### Exercice:
Résumez en deux phrases le texte sur le roman La course de Rose.

C’est l’histoire d’une femme incapable d’exprimer sa colère. Et pourtant, La course de Rose, deuxième roman de Dawn Dumont, compte parmi les livres les plus drôles de la saison.

« Est-ce que tu peux baisser un peu le son s’il vous plaît? », demande Dawn Dumont à son fils, qui s’amuse avec un de ces jouets du diable, produisant plus de décibels qu’un spectacle métal. L’écrivaine se trouve alors dans sa voiture, quelque part à Saskatoon, et semble (peut-être) avoir oublié notre rendez-vous téléphonique. Elle se range sur le bord de la route, mais, comme de raison, peine à convaincre son gamin de l’importance du silence à respecter. « Il a 5 ans, donc évidemment, il va faire ce qu’il n’est pas censé faire », laisse tomber notre interlocutrice, à la fois amusée et résignée.

Voilà une perle de sagesse parentale qui pourrait appartenir à Rose Okanese, héroïne de La course de Rose. Mère de deux filles — Sarah, une ado typiquement nonchalante, et Callie, une gamine dotée d’un sens de la répartie digne de la meilleure improvisatrice —, Rose surprend en rentrant chez elle leur père, Gilbert, qui la trompe avec sa cousine de la grande ville, Michelle. Quand son flanc-mou de chum s’enfuit avec leur voiture, Rose part à ses trousses — à pieds! — et se surprend à aimer ce que la course éveille en elle. Les événements la pousseront à s’inscrire au marathon annuel organisé sur sa réserve. Seul hic : elle n’a jamais couru de marathon de sa vie.

### Données fournies:
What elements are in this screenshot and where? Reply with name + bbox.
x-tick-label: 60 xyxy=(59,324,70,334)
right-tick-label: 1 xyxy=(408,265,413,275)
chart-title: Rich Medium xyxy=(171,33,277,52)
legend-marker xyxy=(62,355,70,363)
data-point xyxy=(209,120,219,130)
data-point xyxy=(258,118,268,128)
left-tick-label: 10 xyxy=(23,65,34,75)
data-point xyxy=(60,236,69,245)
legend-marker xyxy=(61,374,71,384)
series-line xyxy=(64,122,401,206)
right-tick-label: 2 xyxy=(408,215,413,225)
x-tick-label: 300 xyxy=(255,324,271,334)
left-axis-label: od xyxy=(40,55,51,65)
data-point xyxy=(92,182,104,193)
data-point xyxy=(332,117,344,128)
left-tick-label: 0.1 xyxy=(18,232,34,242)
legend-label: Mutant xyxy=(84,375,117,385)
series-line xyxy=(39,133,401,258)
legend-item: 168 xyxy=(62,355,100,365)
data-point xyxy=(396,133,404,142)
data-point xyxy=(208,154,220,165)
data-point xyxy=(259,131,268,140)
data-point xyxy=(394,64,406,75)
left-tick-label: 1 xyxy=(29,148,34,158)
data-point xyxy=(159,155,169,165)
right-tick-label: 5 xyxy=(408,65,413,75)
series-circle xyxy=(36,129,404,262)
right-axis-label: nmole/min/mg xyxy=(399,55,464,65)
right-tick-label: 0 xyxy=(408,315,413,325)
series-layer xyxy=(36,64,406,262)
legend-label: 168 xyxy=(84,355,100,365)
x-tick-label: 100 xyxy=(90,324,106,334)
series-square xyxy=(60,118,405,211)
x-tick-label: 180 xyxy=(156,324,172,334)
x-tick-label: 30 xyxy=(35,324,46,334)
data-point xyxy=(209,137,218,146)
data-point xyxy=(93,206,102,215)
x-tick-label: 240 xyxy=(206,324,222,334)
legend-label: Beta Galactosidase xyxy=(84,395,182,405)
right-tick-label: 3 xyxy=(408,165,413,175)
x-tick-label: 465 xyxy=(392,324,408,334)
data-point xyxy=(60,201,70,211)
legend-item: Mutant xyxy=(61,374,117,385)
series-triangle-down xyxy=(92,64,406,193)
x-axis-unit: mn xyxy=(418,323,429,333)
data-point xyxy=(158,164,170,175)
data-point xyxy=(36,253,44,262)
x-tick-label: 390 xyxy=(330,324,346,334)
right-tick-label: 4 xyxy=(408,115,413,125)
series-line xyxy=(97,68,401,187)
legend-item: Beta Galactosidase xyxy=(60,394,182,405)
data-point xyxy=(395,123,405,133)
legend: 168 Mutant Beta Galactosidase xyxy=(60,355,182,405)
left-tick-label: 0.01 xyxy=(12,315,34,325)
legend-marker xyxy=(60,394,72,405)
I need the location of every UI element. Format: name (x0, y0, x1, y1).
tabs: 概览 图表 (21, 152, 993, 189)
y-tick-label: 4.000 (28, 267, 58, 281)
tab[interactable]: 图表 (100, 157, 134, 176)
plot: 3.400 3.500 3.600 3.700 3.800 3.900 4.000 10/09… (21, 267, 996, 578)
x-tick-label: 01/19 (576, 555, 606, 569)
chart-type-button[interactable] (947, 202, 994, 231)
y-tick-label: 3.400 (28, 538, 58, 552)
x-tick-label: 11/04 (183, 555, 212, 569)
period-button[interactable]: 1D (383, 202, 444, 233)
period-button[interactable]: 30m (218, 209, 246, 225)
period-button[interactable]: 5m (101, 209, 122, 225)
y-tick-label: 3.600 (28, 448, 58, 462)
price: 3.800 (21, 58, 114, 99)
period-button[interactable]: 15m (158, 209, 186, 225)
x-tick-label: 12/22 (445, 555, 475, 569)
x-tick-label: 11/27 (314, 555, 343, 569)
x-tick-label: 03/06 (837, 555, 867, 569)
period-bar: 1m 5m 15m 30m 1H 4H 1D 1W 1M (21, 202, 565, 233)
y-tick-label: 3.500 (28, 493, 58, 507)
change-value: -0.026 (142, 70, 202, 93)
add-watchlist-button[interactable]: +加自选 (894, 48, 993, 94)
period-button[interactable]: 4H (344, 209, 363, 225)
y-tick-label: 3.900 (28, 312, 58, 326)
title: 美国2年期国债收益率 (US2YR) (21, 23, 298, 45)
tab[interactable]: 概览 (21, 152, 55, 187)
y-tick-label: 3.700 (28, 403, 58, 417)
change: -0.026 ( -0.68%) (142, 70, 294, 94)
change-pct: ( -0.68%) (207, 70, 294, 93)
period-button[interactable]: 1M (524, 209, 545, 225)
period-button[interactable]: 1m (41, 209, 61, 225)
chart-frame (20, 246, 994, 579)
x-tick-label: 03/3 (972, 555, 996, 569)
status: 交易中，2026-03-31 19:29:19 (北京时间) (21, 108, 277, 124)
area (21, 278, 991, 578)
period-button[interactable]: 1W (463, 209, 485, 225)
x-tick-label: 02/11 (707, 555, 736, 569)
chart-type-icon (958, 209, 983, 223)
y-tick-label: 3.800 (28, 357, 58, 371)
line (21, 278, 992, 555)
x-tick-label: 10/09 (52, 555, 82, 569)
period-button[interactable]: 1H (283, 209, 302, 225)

### Réponse:
La course de Rose, deuxième roman de Dawn Dumont, raconte l'histoire d'une femme incapable d'exprimer sa colère, et compte pourtant parmi les livres les plus drôles de la saison. L'héroïne, Rose Okanese, surprend le père de ses deux filles, Gilbert, en train de la tromper avec Michelle, le poursuit à pied lorsqu'il s'enfuit avec leur voiture, puis s'inscrit au marathon annuel de sa réserve alors qu'elle n'en a jamais couru.